It was to be our second visit to ‘Pavilions’, a club, come bar, come event residence. It was too big for a simple pub and was off the beaten track next to an active Chemical works.
If the Chemical workers spotted us, they didn't give a crap and after our first failure which included a fruitless climb onto the roof, I was not in any mood to back off.
...'you can still make reservations, and the booking site is still live, just click the link below. You know it will be a party like no other'...
Source
Pavilions supposedly folded in 2017, and was the target of a property developer until the plan was shelved due to toxic waste issues. A subsequent enquiry took place which was resolved with a big 'NO' for the same reason a few years later,
Toxic Waste is just that, and unless you are 'The Toxic Avenger' you could well melt after living in a brand new home next to a chemical factory breathing in those noxious gasses.
It looked the same as our first visit initially, besides around two hundred bags of dog-shit, which had been ditched close to one of the prospective access points.
I was wondering if the owner was the same one as Mossley Manor, who feverishly left random piles of shit around for explorers to stand in out of sheer malice.
For a derelict club, isolated and situated down a lonely lane there wasn't half a lot of cars using the free car park. The Chemical workers?
Head up the stairs and try your luck up there? It was all sealed, just like the first visit.
It was me who found the weak link for once, a sheet of corrugated iron which pulled back revealed a gaping hole a the front window. Besides the excessive noise of 'clanking tin', we got inside without much hassle.
Inside was trashed and it was with no great surprise this scene entered our vision. The white leather chair was almost intact with only one arm missing, however, sitting was not especially recommended.
The keys have all been nicked long ago, there would be no unlocked door to get out. It would be that rickety corrugated iron exit.
The gas bill tells me several things; British Gas is not going to get paid, that bill is enormous and 2017 is the year Pavilions went belly up. There’s some scribbling about instalments, but the Gas board look to want the lot or they will take it.
This is the reason I don’t sign up for direct debits with utility companies. No control over your own money. I make them wait weeks before I pay!
It’s poignant that Tina died just before our visit to ‘Pavilions’. Even more so that there was more ‘Tina’ material in my previous explore, ‘The Elms’. Was she pushing up from the grave and trying to tell us something?
This is behind what was left of the bar; amazingly the plastic shutters had not been vandalised, as pretty much everything else had.
The spiders have not done a very convincing job. A few more years and you might not be able to see through the gaps.
I will never understand why these wankers pull furniture away from the walls. I mean, what do they get out of it?

# [What the task asks]
Continue the account of exploring the derelict Pavilions club from where it stops.

# [Information supplied]
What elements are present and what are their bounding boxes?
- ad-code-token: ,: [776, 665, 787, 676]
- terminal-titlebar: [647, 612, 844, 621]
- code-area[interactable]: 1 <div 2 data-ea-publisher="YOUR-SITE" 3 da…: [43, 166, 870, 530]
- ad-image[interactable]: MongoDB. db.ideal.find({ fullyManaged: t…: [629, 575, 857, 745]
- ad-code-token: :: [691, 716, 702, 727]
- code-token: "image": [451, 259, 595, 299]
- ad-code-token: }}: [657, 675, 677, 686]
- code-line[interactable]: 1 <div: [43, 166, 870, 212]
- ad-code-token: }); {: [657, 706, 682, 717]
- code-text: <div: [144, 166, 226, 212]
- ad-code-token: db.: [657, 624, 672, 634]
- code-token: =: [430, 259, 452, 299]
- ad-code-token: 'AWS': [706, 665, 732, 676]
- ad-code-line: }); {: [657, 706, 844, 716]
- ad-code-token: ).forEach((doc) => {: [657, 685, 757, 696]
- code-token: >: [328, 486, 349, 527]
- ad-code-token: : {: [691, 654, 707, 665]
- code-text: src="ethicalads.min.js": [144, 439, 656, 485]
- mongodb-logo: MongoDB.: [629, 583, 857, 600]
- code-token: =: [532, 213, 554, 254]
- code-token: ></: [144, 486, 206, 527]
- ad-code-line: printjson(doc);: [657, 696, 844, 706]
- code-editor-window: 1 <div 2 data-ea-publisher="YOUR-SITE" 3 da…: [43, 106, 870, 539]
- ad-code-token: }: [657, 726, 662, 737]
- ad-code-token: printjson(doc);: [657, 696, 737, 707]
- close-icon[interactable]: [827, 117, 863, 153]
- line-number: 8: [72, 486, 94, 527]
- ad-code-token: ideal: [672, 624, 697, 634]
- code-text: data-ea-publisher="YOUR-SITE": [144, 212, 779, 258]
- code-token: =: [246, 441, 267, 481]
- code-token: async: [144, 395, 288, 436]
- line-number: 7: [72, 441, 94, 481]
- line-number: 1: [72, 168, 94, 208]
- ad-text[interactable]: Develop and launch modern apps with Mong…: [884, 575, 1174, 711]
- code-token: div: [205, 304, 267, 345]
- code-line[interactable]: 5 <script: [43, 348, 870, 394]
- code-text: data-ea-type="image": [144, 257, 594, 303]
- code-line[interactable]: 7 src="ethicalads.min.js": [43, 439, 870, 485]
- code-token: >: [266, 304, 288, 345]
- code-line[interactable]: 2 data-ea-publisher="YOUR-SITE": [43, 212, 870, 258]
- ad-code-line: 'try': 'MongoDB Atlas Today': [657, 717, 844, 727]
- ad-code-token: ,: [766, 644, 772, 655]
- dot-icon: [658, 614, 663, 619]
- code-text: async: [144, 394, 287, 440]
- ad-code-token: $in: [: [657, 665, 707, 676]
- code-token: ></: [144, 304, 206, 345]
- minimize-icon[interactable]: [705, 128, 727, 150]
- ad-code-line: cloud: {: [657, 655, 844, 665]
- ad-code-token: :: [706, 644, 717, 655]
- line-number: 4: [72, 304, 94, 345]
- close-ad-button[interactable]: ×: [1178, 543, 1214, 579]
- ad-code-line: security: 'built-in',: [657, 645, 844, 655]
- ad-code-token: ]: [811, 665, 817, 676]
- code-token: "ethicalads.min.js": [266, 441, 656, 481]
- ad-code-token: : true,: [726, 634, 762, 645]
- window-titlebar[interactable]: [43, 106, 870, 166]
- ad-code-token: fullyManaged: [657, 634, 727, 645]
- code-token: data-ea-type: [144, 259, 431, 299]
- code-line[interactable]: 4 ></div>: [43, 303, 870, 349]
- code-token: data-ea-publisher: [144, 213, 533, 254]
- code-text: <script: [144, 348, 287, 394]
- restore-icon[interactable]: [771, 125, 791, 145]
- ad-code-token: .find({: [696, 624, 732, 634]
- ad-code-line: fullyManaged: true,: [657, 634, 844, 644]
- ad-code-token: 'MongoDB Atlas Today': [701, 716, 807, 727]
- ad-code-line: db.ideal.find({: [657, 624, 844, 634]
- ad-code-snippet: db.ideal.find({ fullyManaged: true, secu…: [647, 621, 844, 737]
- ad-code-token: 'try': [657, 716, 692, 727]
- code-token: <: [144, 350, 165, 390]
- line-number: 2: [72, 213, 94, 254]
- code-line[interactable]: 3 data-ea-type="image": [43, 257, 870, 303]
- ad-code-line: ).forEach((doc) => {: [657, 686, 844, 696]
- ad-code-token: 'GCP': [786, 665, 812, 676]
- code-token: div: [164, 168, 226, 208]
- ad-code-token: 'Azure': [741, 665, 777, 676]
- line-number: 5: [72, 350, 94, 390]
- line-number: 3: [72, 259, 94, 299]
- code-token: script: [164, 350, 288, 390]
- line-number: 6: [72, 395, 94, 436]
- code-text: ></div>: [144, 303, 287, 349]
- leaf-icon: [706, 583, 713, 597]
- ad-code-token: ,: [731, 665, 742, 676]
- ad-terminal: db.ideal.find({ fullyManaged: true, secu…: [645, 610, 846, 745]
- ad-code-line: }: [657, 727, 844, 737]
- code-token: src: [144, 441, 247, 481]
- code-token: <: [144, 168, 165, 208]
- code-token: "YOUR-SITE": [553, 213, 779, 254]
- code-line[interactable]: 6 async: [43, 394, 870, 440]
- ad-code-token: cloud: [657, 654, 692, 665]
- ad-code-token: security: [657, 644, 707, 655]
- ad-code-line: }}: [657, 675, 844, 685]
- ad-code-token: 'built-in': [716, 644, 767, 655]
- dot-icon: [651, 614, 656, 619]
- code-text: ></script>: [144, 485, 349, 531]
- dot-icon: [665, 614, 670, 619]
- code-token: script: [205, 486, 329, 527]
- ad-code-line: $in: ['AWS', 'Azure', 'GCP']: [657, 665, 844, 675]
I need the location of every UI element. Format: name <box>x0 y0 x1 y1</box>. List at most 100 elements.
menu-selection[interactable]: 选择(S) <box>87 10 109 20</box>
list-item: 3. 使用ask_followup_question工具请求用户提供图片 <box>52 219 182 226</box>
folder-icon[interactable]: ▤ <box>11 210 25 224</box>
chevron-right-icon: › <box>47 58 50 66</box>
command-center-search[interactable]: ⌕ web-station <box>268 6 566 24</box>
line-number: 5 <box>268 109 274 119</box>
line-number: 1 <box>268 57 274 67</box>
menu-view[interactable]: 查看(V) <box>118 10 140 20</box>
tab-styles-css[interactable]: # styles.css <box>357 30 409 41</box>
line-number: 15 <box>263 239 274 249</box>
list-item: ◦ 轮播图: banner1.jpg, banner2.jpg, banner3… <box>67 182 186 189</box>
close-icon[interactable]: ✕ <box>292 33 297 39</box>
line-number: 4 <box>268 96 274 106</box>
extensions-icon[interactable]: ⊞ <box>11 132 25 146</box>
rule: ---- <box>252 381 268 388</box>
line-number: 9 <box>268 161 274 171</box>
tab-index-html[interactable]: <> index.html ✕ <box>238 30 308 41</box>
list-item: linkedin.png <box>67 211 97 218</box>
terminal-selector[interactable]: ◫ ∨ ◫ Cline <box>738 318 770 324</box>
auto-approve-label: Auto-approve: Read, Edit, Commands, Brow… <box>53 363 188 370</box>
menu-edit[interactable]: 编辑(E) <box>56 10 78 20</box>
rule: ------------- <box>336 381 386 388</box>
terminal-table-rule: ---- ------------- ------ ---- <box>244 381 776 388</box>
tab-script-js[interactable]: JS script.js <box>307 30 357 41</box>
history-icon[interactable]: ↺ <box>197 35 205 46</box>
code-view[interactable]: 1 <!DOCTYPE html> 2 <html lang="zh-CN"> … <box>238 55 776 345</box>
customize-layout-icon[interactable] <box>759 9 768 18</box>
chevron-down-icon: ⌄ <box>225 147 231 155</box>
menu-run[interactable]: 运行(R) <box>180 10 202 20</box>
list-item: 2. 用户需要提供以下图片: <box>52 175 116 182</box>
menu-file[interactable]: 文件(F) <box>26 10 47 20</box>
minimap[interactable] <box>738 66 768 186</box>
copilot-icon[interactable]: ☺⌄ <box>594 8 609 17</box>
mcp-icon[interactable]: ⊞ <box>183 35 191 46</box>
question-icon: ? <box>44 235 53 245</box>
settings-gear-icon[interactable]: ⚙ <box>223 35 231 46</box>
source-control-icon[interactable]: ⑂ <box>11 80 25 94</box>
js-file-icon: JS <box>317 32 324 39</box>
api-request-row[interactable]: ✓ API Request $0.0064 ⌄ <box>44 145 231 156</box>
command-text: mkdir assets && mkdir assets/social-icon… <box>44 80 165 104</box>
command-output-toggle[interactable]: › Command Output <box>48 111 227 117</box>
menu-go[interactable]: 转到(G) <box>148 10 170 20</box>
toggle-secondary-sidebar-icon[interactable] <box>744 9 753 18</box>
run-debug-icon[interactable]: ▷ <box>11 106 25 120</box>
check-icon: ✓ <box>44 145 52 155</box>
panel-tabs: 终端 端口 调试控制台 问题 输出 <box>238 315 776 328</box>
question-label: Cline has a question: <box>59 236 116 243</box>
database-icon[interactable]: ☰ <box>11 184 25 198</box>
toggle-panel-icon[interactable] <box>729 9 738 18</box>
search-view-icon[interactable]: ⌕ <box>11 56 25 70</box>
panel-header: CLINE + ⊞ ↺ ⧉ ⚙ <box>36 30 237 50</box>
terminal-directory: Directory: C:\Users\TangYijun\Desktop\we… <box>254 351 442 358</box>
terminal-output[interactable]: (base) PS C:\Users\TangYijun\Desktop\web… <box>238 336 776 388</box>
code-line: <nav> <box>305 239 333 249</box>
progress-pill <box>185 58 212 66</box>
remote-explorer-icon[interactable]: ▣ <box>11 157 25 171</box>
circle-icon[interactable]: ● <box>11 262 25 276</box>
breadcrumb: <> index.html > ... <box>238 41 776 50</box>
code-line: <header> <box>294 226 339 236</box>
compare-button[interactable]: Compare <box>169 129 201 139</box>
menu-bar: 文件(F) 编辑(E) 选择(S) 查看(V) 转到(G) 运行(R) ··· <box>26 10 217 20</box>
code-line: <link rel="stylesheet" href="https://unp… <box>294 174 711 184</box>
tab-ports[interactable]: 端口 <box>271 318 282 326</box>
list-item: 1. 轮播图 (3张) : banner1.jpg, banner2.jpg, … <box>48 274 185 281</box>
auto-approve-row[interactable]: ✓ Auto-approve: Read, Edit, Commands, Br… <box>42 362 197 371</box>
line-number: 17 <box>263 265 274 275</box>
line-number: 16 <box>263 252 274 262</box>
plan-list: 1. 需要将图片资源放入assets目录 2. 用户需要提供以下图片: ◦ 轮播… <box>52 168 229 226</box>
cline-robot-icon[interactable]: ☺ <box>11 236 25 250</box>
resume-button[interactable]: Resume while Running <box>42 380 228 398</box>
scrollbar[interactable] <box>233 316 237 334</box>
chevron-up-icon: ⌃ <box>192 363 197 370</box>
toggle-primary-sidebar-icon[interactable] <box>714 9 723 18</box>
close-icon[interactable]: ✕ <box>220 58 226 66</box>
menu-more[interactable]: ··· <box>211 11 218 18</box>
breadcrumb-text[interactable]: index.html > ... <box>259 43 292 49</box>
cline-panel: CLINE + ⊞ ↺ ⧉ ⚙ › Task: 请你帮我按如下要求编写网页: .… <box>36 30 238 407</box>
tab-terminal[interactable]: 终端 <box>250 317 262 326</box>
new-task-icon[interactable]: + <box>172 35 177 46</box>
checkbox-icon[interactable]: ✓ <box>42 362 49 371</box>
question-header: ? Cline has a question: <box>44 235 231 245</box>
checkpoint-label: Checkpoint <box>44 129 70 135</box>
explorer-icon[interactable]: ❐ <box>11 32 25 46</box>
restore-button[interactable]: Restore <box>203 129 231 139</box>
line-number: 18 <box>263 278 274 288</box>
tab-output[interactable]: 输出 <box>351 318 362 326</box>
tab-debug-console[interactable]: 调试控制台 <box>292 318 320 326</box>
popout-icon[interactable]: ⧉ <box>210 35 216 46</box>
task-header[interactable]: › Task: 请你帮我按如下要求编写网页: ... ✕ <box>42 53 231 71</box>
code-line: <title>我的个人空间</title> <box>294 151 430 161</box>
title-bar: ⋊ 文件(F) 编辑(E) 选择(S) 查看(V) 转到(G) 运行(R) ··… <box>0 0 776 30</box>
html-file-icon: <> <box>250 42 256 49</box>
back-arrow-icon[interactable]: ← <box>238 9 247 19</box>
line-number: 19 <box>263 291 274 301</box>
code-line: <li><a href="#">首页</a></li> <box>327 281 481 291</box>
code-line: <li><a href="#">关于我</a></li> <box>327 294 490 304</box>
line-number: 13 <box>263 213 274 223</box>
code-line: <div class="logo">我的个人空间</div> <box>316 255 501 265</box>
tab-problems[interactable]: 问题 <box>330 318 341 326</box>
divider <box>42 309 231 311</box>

# [Result of the task]
'Pavilions' was large inside, with room to host a lot of people, standing only it appeared.
It might seem to be light inside, but I needed the touch. The telltale yellow edging on my images gives it away.
@anidiotexplores pauses to take a photograph of the bar. This was starting to get a little samey and I was having a few yawning issues.
Look at that extra-long seating, enough to house forty arses side by side, or ten tramps all sniffing each at other's fetid socks.
A few rips here and there in the upholstery but quite serviceable if you ignore the broken windows, howling gale outside and sheets of rain pissing you through during the night.
There's been more than their fair share of 'Wankers' in 'Pavilions'. Isn't it great that they sign their names, so you know they were certified visitors?
It might be a large building but the scenery was getting quite repetitive. I looked hard for the hidden stash of porn behind those shutters but came up empty.
Those little rooms held nothing of interest unless you want to see toilets full of shit. Seriously, I am sparing you.
What machines, there’s fuck all in here besides bar varnished in a red-wood finish.
Yes, these are very fancy gates and I'm quite relieved to see I took no more snaps of that bloody bar.
One of the access points we tried before the window made itself known. I guess they rolled the beer barrels down these steps. It must have made some noise.
The dates on this contradict what I previously thought about the bust date. 2019, and yet one of those articles I linked mentions 2017.
The document underneath looks more interesting, some demand from a court. Sometimes I miss the juicy stuff.
‘Pavilions’ was underwhelming, one massive room and very little else. So long as the Chemical factory remains, there’s little chance it’s going to be flattened.
Other explorers take heed; you can visit, maybe get in and become extremely bored.